◆ GIVEN ENTRIES ◆

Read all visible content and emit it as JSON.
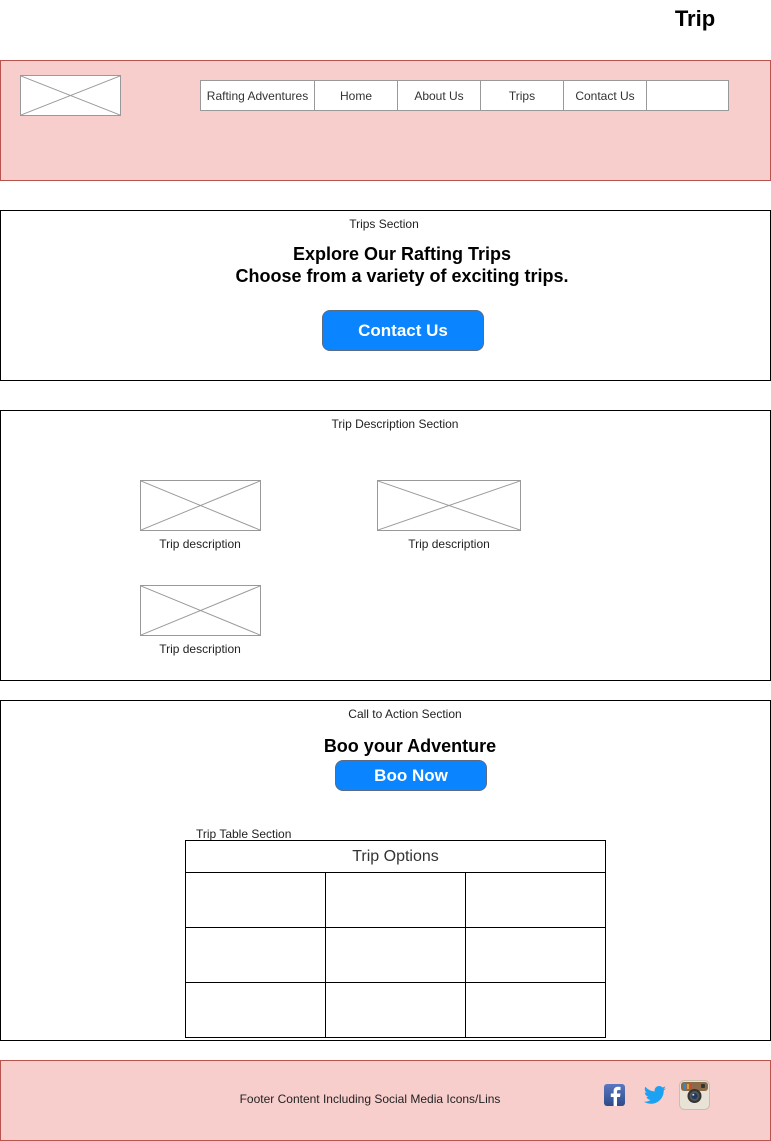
{
  "page": {
    "title": "Trip"
  },
  "header": {
    "logo_icon": "image-placeholder-icon",
    "nav": {
      "items": [
        {
          "label": "Rafting Adventures"
        },
        {
          "label": "Home"
        },
        {
          "label": "About Us"
        },
        {
          "label": "Trips"
        },
        {
          "label": "Contact Us"
        },
        {
          "label": ""
        }
      ]
    },
    "colors": {
      "fill": "#f8cecc",
      "border": "#b85450"
    }
  },
  "trips_section": {
    "label": "Trips Section",
    "heading_line1": "Explore Our Rafting Trips",
    "heading_line2": "Choose from a variety of exciting trips.",
    "button_label": "Contact Us",
    "button_color": "#0a84ff"
  },
  "description_section": {
    "label": "Trip Description Section",
    "trips": [
      {
        "caption": "Trip description",
        "image_icon": "image-placeholder-icon"
      },
      {
        "caption": "Trip description",
        "image_icon": "image-placeholder-icon"
      },
      {
        "caption": "Trip description",
        "image_icon": "image-placeholder-icon"
      }
    ]
  },
  "cta_section": {
    "label": "Call to Action Section",
    "heading": "Boo your Adventure",
    "button_label": "Boo Now",
    "table_label": "Trip Table Section",
    "table": {
      "header": "Trip Options",
      "rows": [
        [
          "",
          "",
          ""
        ],
        [
          "",
          "",
          ""
        ],
        [
          "",
          "",
          ""
        ]
      ]
    }
  },
  "footer": {
    "text": "Footer Content Including Social Media Icons/Lins",
    "icons": [
      "facebook-icon",
      "twitter-icon",
      "instagram-icon"
    ]
  }
}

◆ AIM OF THE TASK ◆
Copy each line above that contains the string "Contact".

◆ COMPLETED TASK ◆
          "label": "Contact Us"
    "button_label": "Contact Us",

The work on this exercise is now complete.